(Extracted data entries)
□ □ □ □ □

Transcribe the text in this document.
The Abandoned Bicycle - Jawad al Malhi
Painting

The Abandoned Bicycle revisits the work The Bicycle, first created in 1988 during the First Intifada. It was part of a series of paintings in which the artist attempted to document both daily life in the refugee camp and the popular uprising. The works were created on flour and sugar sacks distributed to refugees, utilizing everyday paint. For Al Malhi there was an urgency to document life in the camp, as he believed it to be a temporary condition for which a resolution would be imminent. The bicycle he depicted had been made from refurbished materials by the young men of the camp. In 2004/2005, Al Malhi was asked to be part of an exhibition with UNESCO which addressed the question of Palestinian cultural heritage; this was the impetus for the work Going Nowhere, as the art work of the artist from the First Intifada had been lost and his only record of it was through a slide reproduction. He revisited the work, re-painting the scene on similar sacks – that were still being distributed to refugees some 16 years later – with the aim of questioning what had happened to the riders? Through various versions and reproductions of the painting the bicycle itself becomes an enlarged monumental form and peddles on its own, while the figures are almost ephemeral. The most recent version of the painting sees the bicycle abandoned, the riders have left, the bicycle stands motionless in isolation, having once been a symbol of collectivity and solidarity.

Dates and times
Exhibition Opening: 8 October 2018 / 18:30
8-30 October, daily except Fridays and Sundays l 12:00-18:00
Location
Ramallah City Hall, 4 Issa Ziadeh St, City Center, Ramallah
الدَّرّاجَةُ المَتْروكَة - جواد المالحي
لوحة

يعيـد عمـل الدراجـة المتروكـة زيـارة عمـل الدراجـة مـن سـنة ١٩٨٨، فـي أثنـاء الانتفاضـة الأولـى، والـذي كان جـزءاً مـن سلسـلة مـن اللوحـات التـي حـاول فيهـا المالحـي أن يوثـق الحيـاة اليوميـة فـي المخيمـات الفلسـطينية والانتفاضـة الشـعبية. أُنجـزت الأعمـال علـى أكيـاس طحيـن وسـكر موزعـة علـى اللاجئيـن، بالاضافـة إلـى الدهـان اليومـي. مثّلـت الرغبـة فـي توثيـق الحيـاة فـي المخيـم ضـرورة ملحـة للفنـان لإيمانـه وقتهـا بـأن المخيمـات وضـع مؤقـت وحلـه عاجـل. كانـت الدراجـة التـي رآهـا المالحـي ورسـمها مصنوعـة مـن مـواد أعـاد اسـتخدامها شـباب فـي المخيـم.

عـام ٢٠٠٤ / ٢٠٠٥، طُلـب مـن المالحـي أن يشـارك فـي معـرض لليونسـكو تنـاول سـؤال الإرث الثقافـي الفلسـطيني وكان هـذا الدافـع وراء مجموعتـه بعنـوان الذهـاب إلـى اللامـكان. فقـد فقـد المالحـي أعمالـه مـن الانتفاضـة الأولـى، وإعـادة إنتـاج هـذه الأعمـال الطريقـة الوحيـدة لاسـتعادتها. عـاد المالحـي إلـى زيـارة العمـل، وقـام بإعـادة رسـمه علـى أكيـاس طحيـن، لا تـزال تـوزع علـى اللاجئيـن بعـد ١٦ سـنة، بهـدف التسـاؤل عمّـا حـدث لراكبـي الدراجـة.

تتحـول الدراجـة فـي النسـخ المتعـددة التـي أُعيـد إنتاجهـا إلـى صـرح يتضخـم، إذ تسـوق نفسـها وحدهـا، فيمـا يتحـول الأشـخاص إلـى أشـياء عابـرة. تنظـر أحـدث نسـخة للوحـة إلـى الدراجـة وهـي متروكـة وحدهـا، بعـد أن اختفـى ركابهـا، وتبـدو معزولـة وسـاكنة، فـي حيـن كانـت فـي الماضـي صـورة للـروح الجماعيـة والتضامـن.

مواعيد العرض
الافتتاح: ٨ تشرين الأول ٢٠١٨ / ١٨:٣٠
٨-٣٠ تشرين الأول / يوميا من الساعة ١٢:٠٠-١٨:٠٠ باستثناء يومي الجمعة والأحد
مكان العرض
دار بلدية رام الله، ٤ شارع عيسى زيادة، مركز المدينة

□ □ □ □ □

**Direction:**
Every line of the data above should be reproduced word for word.

**Output of the exercise:**
Transcribe the text in this document.
The Abandoned Bicycle - Jawad al Malhi
Painting

The Abandoned Bicycle revisits the work The Bicycle, first created in 1988 during the First Intifada. It was part of a series of paintings in which the artist attempted to document both daily life in the refugee camp and the popular uprising. The works were created on flour and sugar sacks distributed to refugees, utilizing everyday paint. For Al Malhi there was an urgency to document life in the camp, as he believed it to be a temporary condition for which a resolution would be imminent. The bicycle he depicted had been made from refurbished materials by the young men of the camp. In 2004/2005, Al Malhi was asked to be part of an exhibition with UNESCO which addressed the question of Palestinian cultural heritage; this was the impetus for the work Going Nowhere, as the art work of the artist from the First Intifada had been lost and his only record of it was through a slide reproduction. He revisited the work, re-painting the scene on similar sacks – that were still being distributed to refugees some 16 years later – with the aim of questioning what had happened to the riders? Through various versions and reproductions of the painting the bicycle itself becomes an enlarged monumental form and peddles on its own, while the figures are almost ephemeral. The most recent version of the painting sees the bicycle abandoned, the riders have left, the bicycle stands motionless in isolation, having once been a symbol of collectivity and solidarity.

Dates and times
Exhibition Opening: 8 October 2018 / 18:30
8-30 October, daily except Fridays and Sundays l 12:00-18:00
Location
Ramallah City Hall, 4 Issa Ziadeh St, City Center, Ramallah
الدَّرّاجَةُ المَتْروكَة - جواد المالحي
لوحة

يعيـد عمـل الدراجـة المتروكـة زيـارة عمـل الدراجـة مـن سـنة ١٩٨٨، فـي أثنـاء الانتفاضـة الأولـى، والـذي كان جـزءاً مـن سلسـلة مـن اللوحـات التـي حـاول فيهـا المالحـي أن يوثـق الحيـاة اليوميـة فـي المخيمـات الفلسـطينية والانتفاضـة الشـعبية. أُنجـزت الأعمـال علـى أكيـاس طحيـن وسـكر موزعـة علـى اللاجئيـن، بالاضافـة إلـى الدهـان اليومـي. مثّلـت الرغبـة فـي توثيـق الحيـاة فـي المخيـم ضـرورة ملحـة للفنـان لإيمانـه وقتهـا بـأن المخيمـات وضـع مؤقـت وحلـه عاجـل. كانـت الدراجـة التـي رآهـا المالحـي ورسـمها مصنوعـة مـن مـواد أعـاد اسـتخدامها شـباب فـي المخيـم.

عـام ٢٠٠٤ / ٢٠٠٥، طُلـب مـن المالحـي أن يشـارك فـي معـرض لليونسـكو تنـاول سـؤال الإرث الثقافـي الفلسـطيني وكان هـذا الدافـع وراء مجموعتـه بعنـوان الذهـاب إلـى اللامـكان. فقـد فقـد المالحـي أعمالـه مـن الانتفاضـة الأولـى، وإعـادة إنتـاج هـذه الأعمـال الطريقـة الوحيـدة لاسـتعادتها. عـاد المالحـي إلـى زيـارة العمـل، وقـام بإعـادة رسـمه علـى أكيـاس طحيـن، لا تـزال تـوزع علـى اللاجئيـن بعـد ١٦ سـنة، بهـدف التسـاؤل عمّـا حـدث لراكبـي الدراجـة.

تتحـول الدراجـة فـي النسـخ المتعـددة التـي أُعيـد إنتاجهـا إلـى صـرح يتضخـم، إذ تسـوق نفسـها وحدهـا، فيمـا يتحـول الأشـخاص إلـى أشـياء عابـرة. تنظـر أحـدث نسـخة للوحـة إلـى الدراجـة وهـي متروكـة وحدهـا، بعـد أن اختفـى ركابهـا، وتبـدو معزولـة وسـاكنة، فـي حيـن كانـت فـي الماضـي صـورة للـروح الجماعيـة والتضامـن.

مواعيد العرض
الافتتاح: ٨ تشرين الأول ٢٠١٨ / ١٨:٣٠
٨-٣٠ تشرين الأول / يوميا من الساعة ١٢:٠٠-١٨:٠٠ باستثناء يومي الجمعة والأحد
مكان العرض
دار بلدية رام الله، ٤ شارع عيسى زيادة، مركز المدينة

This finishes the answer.